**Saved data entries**

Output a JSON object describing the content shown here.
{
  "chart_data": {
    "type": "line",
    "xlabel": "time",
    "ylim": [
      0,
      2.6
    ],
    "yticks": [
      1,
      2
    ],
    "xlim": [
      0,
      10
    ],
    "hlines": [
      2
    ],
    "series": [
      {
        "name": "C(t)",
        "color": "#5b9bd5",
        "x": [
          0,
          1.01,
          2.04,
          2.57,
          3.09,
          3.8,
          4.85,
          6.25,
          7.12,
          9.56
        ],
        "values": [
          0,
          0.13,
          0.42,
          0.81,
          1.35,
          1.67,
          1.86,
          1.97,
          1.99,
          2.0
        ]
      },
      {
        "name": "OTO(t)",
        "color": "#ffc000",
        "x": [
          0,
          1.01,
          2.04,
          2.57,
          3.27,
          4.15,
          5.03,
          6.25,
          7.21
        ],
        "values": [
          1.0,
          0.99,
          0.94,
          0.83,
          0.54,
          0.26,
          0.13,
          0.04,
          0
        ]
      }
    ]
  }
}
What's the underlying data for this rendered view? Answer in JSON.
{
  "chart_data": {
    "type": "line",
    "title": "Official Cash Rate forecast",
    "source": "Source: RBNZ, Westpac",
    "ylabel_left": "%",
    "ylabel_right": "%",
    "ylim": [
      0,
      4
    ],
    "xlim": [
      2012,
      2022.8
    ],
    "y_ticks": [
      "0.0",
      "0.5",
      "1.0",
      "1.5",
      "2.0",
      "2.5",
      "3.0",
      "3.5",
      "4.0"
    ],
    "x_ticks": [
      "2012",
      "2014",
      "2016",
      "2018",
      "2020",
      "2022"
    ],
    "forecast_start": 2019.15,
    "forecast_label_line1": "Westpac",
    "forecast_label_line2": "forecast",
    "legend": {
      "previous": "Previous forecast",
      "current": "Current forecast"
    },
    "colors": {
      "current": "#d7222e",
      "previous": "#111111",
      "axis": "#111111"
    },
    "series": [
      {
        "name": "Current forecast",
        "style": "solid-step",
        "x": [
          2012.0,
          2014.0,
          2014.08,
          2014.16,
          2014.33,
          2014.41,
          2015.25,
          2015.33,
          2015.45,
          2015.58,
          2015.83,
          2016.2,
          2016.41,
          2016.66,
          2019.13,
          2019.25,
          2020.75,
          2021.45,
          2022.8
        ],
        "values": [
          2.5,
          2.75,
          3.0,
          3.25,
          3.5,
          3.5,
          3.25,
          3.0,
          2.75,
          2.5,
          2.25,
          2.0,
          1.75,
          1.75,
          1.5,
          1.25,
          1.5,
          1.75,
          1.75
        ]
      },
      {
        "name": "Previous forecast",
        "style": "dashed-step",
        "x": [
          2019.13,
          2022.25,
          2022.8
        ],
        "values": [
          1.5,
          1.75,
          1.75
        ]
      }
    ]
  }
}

**Given exercise**
The records above should be restated word for word, please.

**Answer for the task**
Output a JSON object describing the content shown here.
{
  "chart_data": {
    "type": "line",
    "xlabel": "time",
    "ylim": [
      0,
      2.6
    ],
    "yticks": [
      1,
      2
    ],
    "xlim": [
      0,
      10
    ],
    "hlines": [
      2
    ],
    "series": [
      {
        "name": "C(t)",
        "color": "#5b9bd5",
        "x": [
          0,
          1.01,
          2.04,
          2.57,
          3.09,
          3.8,
          4.85,
          6.25,
          7.12,
          9.56
        ],
        "values": [
          0,
          0.13,
          0.42,
          0.81,
          1.35,
          1.67,
          1.86,
          1.97,
          1.99,
          2.0
        ]
      },
      {
        "name": "OTO(t)",
        "color": "#ffc000",
        "x": [
          0,
          1.01,
          2.04,
          2.57,
          3.27,
          4.15,
          5.03,
          6.25,
          7.21
        ],
        "values": [
          1.0,
          0.99,
          0.94,
          0.83,
          0.54,
          0.26,
          0.13,
          0.04,
          0
        ]
      }
    ]
  }
}
What's the underlying data for this rendered view? Answer in JSON.
{
  "chart_data": {
    "type": "line",
    "title": "Official Cash Rate forecast",
    "source": "Source: RBNZ, Westpac",
    "ylabel_left": "%",
    "ylabel_right": "%",
    "ylim": [
      0,
      4
    ],
    "xlim": [
      2012,
      2022.8
    ],
    "y_ticks": [
      "0.0",
      "0.5",
      "1.0",
      "1.5",
      "2.0",
      "2.5",
      "3.0",
      "3.5",
      "4.0"
    ],
    "x_ticks": [
      "2012",
      "2014",
      "2016",
      "2018",
      "2020",
      "2022"
    ],
    "forecast_start": 2019.15,
    "forecast_label_line1": "Westpac",
    "forecast_label_line2": "forecast",
    "legend": {
      "previous": "Previous forecast",
      "current": "Current forecast"
    },
    "colors": {
      "current": "#d7222e",
      "previous": "#111111",
      "axis": "#111111"
    },
    "series": [
      {
        "name": "Current forecast",
        "style": "solid-step",
        "x": [
          2012.0,
          2014.0,
          2014.08,
          2014.16,
          2014.33,
          2014.41,
          2015.25,
          2015.33,
          2015.45,
          2015.58,
          2015.83,
          2016.2,
          2016.41,
          2016.66,
          2019.13,
          2019.25,
          2020.75,
          2021.45,
          2022.8
        ],
        "values": [
          2.5,
          2.75,
          3.0,
          3.25,
          3.5,
          3.5,
          3.25,
          3.0,
          2.75,
          2.5,
          2.25,
          2.0,
          1.75,
          1.75,
          1.5,
          1.25,
          1.5,
          1.75,
          1.75
        ]
      },
      {
        "name": "Previous forecast",
        "style": "dashed-step",
        "x": [
          2019.13,
          2022.25,
          2022.8
        ],
        "values": [
          1.5,
          1.75,
          1.75
        ]
      }
    ]
  }
}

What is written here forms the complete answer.